_提供テキスト_
"""

『ウィンストン・チャーチル/ヒトラーから世界を救った男』(原題:Darkest Hour)をみました。以下感想。
1940年。ドイツにあらわれた独裁者が、欧州をその手に収めつつあった頃。イギリスによって主導された対独宥和政策は、最早その失敗は明らかなように思われた。そのイギリス国家存亡の危機、あるいは自由と民主主義の危機に際して、野党の協力を取り付けるために首相に抜擢されたのは、かつての第一次世界大戦ガリポリの戦いで多数の死者を出した責任者と目され、また保守党内でも過去の造反から後ろ指をさされる老政治家、ウィンストン・チャーチルだった。彼はドイツに対して強硬な徹底抗戦を主張するが、未だ宥和派の勢力は根強く、閣僚のあいだでも意見はまとまらずにいた。
この老首相を主役に、首相就任からイギリスにおける宥和派を無力化するまでのおおよそ一カ月を描く。チャーチルが邦題通り「世界を救った」かどうかはおおいに疑問であるわけだが、映画の内容はそのような大風呂敷を広げることなく、極めてタイトな印象。野党の攻撃のまえに退陣してなお、党への影響力を発揮して宥和政策を推進しようとする前首相ネヴィル・チェンバレン、チェンバレンの後任と目されたが辞退したハリファックス伯爵、おもにこの二人との闘いが、映画のなかで描かれる。

"""

_作業内容_
**1)** 提供テキストによると、チェンバレンの後任と目されながら辞退したのは誰ですか。
**2)** 提供データの行のうち、「UI element localization: list」を含む行から始めて「y-tick-label: 100 (28, 480, 68, 507)」を含む行までを、「y-tick-label」を「y-axis-label」に差し替えて出力してください。それ以外は一切変えず、画像は含めないでください。

_提供データ_

"""

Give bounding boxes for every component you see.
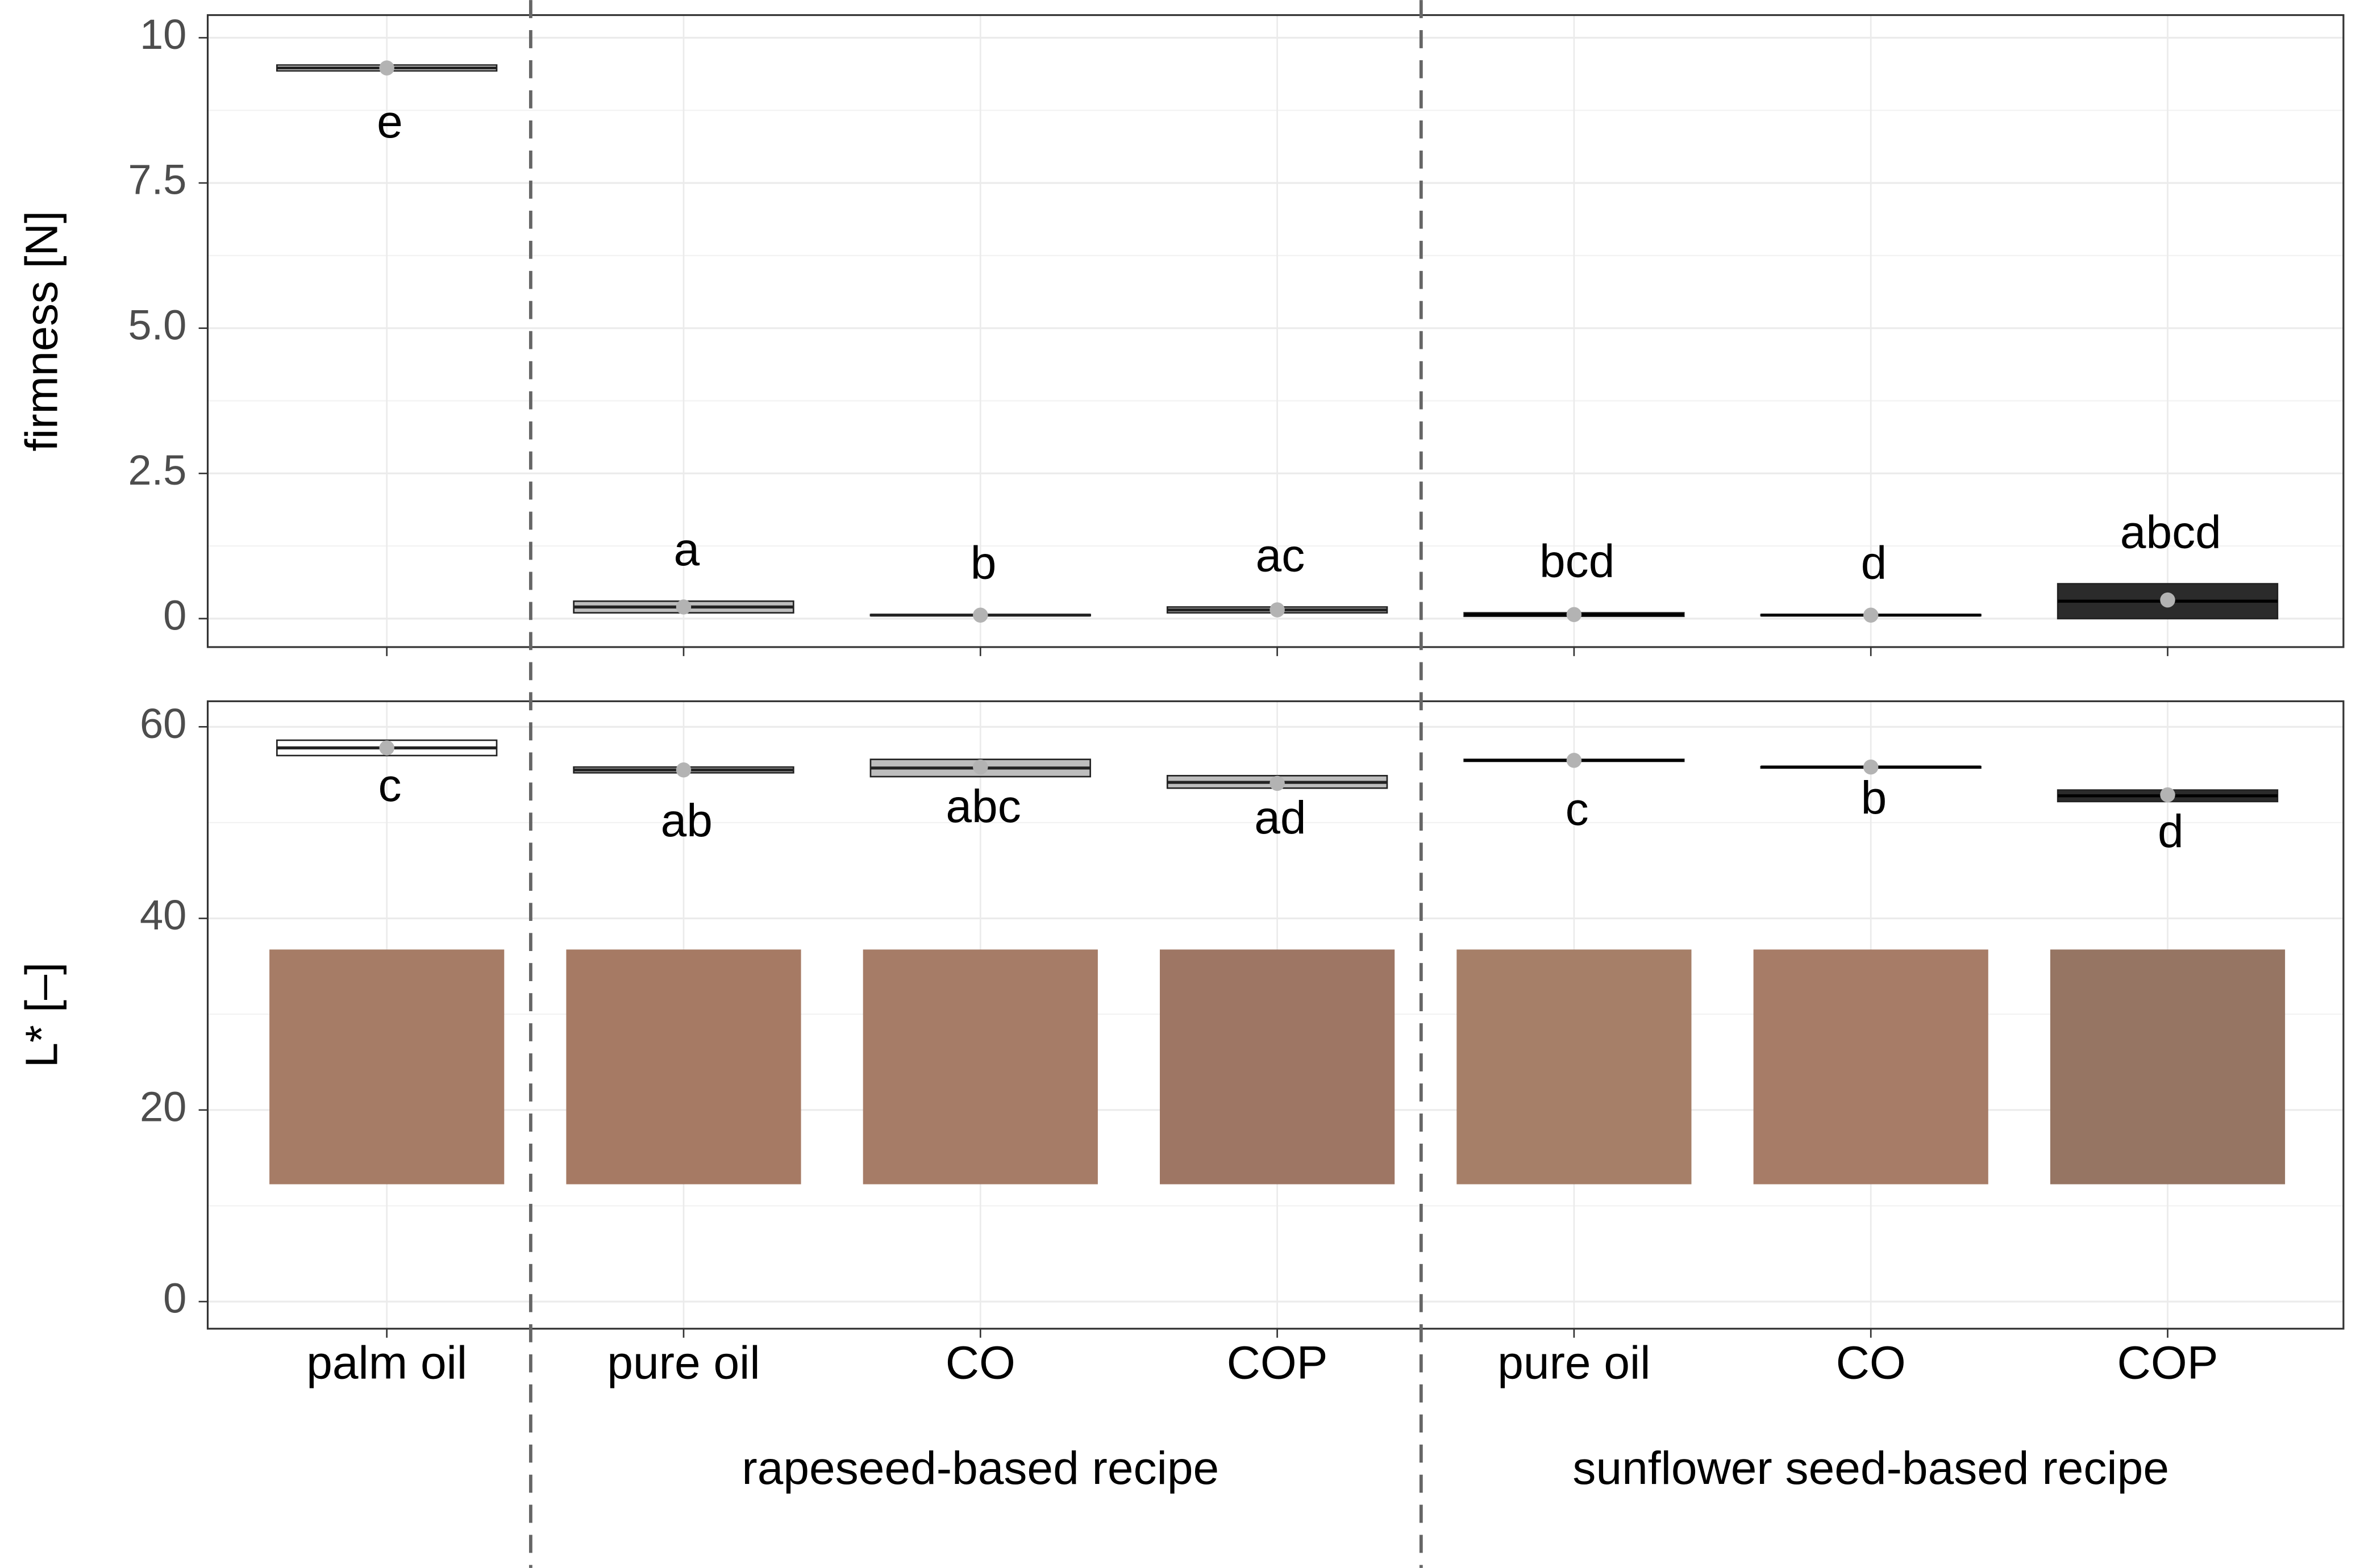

"""
"""

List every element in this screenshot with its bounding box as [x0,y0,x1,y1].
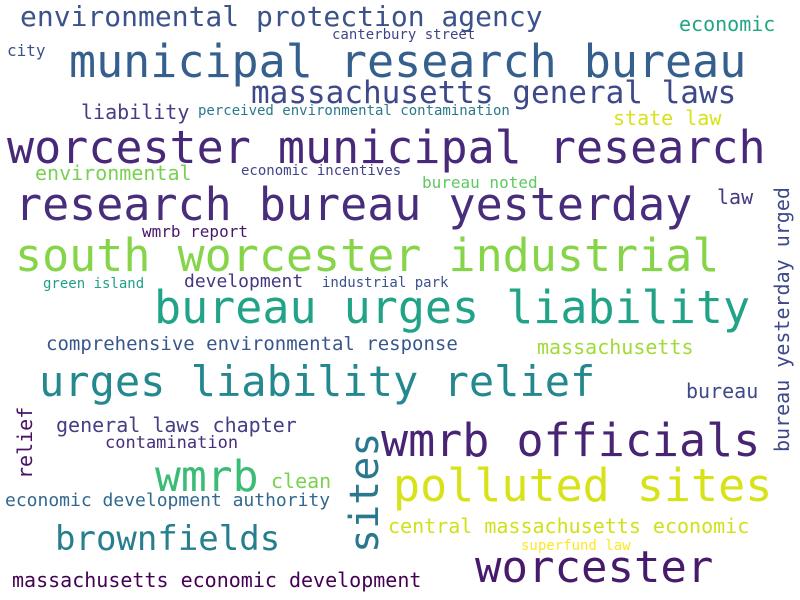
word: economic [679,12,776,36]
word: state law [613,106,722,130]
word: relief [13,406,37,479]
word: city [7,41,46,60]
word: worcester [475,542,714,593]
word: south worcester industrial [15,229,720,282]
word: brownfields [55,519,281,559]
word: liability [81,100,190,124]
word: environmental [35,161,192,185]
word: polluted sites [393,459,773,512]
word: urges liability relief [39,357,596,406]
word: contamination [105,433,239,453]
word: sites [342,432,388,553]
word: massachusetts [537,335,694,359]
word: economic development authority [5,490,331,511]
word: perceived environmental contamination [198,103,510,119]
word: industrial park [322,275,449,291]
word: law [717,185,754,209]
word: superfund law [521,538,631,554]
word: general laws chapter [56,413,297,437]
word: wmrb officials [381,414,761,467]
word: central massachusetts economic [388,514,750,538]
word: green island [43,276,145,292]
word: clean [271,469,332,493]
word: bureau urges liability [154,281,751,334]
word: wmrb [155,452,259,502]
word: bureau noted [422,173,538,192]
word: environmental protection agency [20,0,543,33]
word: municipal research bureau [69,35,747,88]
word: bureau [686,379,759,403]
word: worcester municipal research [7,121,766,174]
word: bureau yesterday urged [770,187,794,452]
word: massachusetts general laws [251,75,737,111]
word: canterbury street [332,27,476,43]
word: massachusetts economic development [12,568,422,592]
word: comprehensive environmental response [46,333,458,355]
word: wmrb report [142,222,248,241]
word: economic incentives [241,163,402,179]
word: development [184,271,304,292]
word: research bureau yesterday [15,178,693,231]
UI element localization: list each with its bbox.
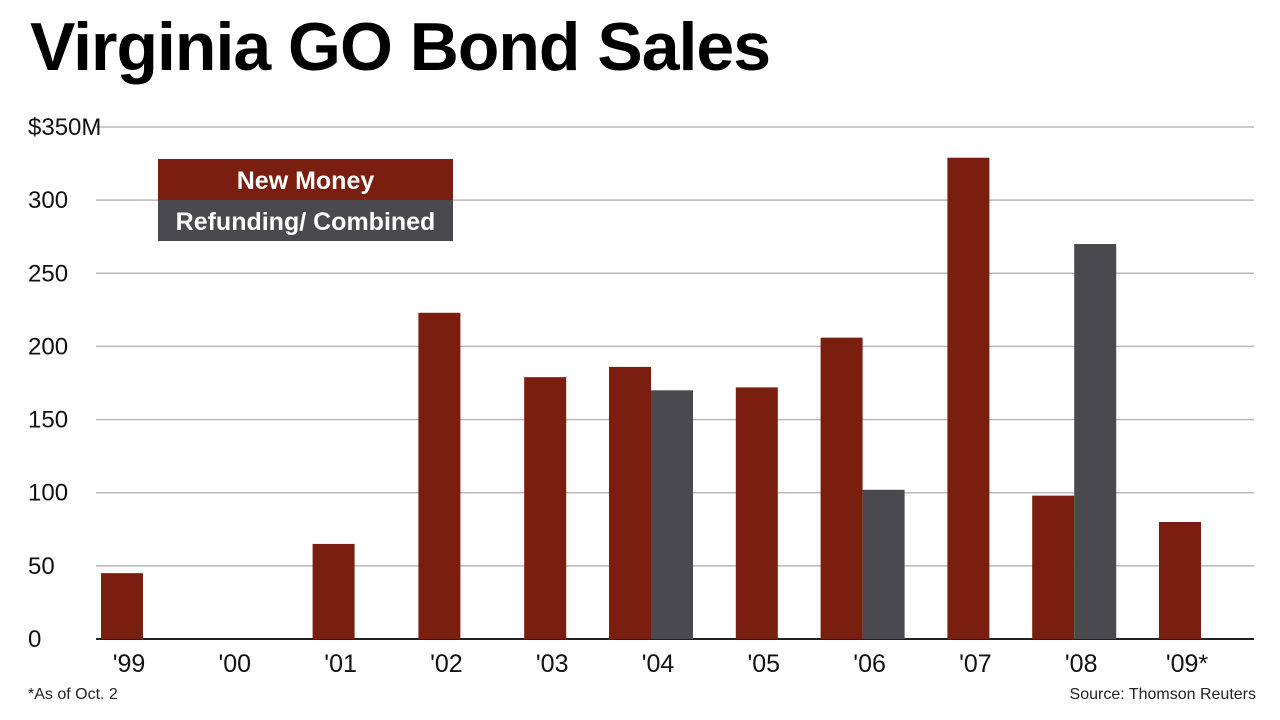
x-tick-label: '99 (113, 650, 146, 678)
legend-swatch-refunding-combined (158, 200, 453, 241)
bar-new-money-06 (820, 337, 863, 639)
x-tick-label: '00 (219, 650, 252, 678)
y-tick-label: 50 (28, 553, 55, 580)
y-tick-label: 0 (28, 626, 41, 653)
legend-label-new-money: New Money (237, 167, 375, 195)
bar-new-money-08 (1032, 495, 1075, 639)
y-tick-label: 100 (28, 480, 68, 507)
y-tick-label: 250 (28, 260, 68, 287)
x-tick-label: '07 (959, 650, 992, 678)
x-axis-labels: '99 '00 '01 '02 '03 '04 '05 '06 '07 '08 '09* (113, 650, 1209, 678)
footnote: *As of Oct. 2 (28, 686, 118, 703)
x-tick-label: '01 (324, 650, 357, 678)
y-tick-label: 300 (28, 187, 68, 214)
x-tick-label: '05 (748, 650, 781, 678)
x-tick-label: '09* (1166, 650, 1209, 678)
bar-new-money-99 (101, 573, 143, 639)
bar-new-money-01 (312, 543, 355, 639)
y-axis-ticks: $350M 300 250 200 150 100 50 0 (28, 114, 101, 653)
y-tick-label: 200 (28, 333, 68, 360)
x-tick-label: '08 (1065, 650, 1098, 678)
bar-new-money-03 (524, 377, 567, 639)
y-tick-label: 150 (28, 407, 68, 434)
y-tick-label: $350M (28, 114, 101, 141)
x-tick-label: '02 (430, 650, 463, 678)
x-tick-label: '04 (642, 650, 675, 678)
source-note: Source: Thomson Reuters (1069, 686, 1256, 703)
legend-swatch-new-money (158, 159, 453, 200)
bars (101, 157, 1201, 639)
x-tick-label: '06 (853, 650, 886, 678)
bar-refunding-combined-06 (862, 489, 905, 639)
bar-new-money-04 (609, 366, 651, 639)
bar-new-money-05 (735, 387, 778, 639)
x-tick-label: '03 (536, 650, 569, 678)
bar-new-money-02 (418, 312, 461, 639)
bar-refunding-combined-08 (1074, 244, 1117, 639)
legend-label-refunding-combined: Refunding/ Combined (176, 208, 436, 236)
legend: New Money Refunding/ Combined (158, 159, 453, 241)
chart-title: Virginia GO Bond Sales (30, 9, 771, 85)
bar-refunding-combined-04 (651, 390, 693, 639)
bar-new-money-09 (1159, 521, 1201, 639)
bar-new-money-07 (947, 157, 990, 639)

"""

_順番どおりの結果_
**1)** ハリファックス伯爵です。

**2)**
UI element localization: list each with its bbox.
x-tick-label: '99 (113, 650, 146, 678)
legend-swatch-refunding-combined (158, 200, 453, 241)
bar-new-money-06 (820, 337, 863, 639)
x-tick-label: '00 (219, 650, 252, 678)
y-axis-label: 50 (28, 553, 55, 580)
y-axis-label: 0 (28, 626, 41, 653)
legend-label-new-money: New Money (237, 167, 375, 195)
bar-new-money-08 (1032, 495, 1075, 639)
y-axis-label: 100 (28, 480, 68, 507)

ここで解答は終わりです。